### Required work
In the lines from the one containing "slice-label: Bosques templados" through the one containing "data-label: 4% — [470, 131, 489, 146]", swap "data-label" for "value-label". Return only those lines, with everything else unchanged.
==============================
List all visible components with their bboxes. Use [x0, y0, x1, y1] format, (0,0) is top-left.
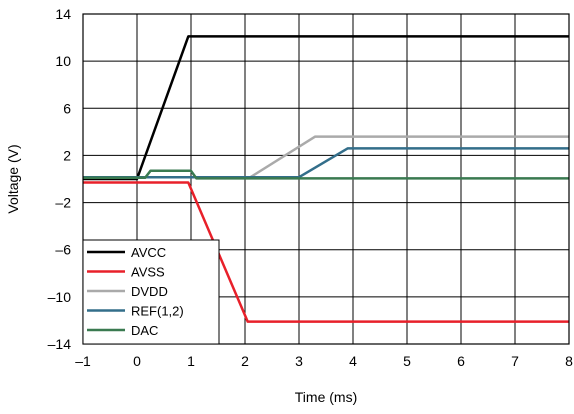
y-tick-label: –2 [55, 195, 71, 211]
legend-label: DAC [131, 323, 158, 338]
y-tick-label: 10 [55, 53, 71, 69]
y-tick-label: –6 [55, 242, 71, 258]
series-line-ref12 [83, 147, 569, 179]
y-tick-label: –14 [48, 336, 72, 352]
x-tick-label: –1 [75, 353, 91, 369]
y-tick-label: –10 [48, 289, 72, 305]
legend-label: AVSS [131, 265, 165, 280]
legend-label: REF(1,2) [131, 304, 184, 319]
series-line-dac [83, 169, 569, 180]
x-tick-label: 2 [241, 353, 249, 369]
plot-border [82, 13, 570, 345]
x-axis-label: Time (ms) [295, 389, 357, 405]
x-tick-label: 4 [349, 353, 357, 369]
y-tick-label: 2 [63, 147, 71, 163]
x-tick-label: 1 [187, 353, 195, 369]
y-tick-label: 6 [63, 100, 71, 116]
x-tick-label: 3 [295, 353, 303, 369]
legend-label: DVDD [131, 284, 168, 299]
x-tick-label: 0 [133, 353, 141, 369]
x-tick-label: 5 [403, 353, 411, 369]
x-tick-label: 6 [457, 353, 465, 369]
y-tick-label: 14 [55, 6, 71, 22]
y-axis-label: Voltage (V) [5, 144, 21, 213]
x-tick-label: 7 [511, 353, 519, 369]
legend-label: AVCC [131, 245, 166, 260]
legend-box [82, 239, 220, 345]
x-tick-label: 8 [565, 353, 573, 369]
==============================
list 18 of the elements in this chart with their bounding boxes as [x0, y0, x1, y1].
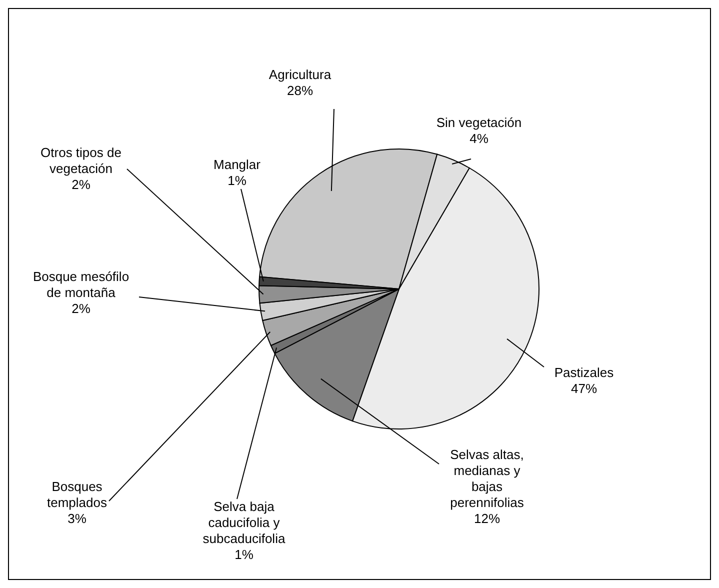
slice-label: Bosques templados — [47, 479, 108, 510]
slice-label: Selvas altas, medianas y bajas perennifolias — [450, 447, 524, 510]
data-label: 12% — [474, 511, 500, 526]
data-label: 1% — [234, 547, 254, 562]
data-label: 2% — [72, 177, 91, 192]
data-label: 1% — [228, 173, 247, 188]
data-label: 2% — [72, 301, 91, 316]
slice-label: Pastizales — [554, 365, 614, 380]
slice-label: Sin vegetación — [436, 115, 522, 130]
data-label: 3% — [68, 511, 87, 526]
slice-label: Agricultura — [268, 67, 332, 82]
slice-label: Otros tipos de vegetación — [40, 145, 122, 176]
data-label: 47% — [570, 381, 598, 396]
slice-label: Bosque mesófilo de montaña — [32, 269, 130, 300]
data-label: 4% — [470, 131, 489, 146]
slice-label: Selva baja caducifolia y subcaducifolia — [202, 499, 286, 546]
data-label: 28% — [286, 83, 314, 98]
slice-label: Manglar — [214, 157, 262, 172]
==============================
### The output
slice-label: Bosques templados — [47, 479, 108, 510]
slice-label: Selvas altas, medianas y bajas perennifolias — [450, 447, 524, 510]
value-label: 12% — [474, 511, 500, 526]
value-label: 1% — [234, 547, 254, 562]
value-label: 2% — [72, 177, 91, 192]
value-label: 1% — [228, 173, 247, 188]
value-label: 2% — [72, 301, 91, 316]
slice-label: Pastizales — [554, 365, 614, 380]
slice-label: Sin vegetación — [436, 115, 522, 130]
value-label: 3% — [68, 511, 87, 526]
slice-label: Agricultura — [268, 67, 332, 82]
slice-label: Otros tipos de vegetación — [40, 145, 122, 176]
value-label: 47% — [570, 381, 598, 396]
slice-label: Bosque mesófilo de montaña — [32, 269, 130, 300]
value-label: 4% — [470, 131, 489, 146]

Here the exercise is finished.